> **Exercise objective**
Make an exact copy of the lines below.

> **Data for this task**
____________
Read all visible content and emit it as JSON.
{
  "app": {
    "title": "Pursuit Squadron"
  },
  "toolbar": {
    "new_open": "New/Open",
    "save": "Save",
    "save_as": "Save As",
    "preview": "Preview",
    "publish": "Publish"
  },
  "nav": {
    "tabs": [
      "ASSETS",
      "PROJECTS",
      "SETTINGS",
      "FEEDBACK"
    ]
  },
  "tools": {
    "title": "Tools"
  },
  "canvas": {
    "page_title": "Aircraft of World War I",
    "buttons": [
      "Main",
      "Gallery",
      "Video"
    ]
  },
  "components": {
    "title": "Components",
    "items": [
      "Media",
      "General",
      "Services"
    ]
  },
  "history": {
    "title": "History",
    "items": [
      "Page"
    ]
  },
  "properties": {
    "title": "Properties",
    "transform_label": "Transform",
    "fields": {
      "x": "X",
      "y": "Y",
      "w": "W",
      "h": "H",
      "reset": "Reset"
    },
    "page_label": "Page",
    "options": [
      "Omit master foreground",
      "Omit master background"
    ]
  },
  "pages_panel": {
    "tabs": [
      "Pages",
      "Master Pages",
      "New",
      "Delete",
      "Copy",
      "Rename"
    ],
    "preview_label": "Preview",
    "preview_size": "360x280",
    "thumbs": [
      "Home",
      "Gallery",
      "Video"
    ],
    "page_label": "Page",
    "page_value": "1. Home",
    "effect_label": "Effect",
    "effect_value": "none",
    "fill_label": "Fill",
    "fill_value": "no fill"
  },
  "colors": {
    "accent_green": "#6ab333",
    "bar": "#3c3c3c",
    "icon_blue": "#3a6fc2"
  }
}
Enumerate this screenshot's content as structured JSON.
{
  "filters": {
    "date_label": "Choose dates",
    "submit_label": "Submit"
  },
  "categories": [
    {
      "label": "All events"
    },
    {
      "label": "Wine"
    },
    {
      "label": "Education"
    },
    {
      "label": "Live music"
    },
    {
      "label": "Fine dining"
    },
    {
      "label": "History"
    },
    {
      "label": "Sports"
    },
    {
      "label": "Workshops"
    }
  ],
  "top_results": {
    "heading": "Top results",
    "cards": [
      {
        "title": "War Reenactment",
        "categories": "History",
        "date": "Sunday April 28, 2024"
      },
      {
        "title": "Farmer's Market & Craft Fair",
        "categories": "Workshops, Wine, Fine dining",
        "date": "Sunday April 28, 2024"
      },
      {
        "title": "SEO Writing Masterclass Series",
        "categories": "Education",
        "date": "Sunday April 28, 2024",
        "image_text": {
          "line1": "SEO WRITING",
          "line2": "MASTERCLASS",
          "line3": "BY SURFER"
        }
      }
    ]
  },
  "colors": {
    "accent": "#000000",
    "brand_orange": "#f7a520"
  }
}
____________
> **Response for this exercise**
Read all visible content and emit it as JSON.
{
  "app": {
    "title": "Pursuit Squadron"
  },
  "toolbar": {
    "new_open": "New/Open",
    "save": "Save",
    "save_as": "Save As",
    "preview": "Preview",
    "publish": "Publish"
  },
  "nav": {
    "tabs": [
      "ASSETS",
      "PROJECTS",
      "SETTINGS",
      "FEEDBACK"
    ]
  },
  "tools": {
    "title": "Tools"
  },
  "canvas": {
    "page_title": "Aircraft of World War I",
    "buttons": [
      "Main",
      "Gallery",
      "Video"
    ]
  },
  "components": {
    "title": "Components",
    "items": [
      "Media",
      "General",
      "Services"
    ]
  },
  "history": {
    "title": "History",
    "items": [
      "Page"
    ]
  },
  "properties": {
    "title": "Properties",
    "transform_label": "Transform",
    "fields": {
      "x": "X",
      "y": "Y",
      "w": "W",
      "h": "H",
      "reset": "Reset"
    },
    "page_label": "Page",
    "options": [
      "Omit master foreground",
      "Omit master background"
    ]
  },
  "pages_panel": {
    "tabs": [
      "Pages",
      "Master Pages",
      "New",
      "Delete",
      "Copy",
      "Rename"
    ],
    "preview_label": "Preview",
    "preview_size": "360x280",
    "thumbs": [
      "Home",
      "Gallery",
      "Video"
    ],
    "page_label": "Page",
    "page_value": "1. Home",
    "effect_label": "Effect",
    "effect_value": "none",
    "fill_label": "Fill",
    "fill_value": "no fill"
  },
  "colors": {
    "accent_green": "#6ab333",
    "bar": "#3c3c3c",
    "icon_blue": "#3a6fc2"
  }
}
Enumerate this screenshot's content as structured JSON.
{
  "filters": {
    "date_label": "Choose dates",
    "submit_label": "Submit"
  },
  "categories": [
    {
      "label": "All events"
    },
    {
      "label": "Wine"
    },
    {
      "label": "Education"
    },
    {
      "label": "Live music"
    },
    {
      "label": "Fine dining"
    },
    {
      "label": "History"
    },
    {
      "label": "Sports"
    },
    {
      "label": "Workshops"
    }
  ],
  "top_results": {
    "heading": "Top results",
    "cards": [
      {
        "title": "War Reenactment",
        "categories": "History",
        "date": "Sunday April 28, 2024"
      },
      {
        "title": "Farmer's Market & Craft Fair",
        "categories": "Workshops, Wine, Fine dining",
        "date": "Sunday April 28, 2024"
      },
      {
        "title": "SEO Writing Masterclass Series",
        "categories": "Education",
        "date": "Sunday April 28, 2024",
        "image_text": {
          "line1": "SEO WRITING",
          "line2": "MASTERCLASS",
          "line3": "BY SURFER"
        }
      }
    ]
  },
  "colors": {
    "accent": "#000000",
    "brand_orange": "#f7a520"
  }
}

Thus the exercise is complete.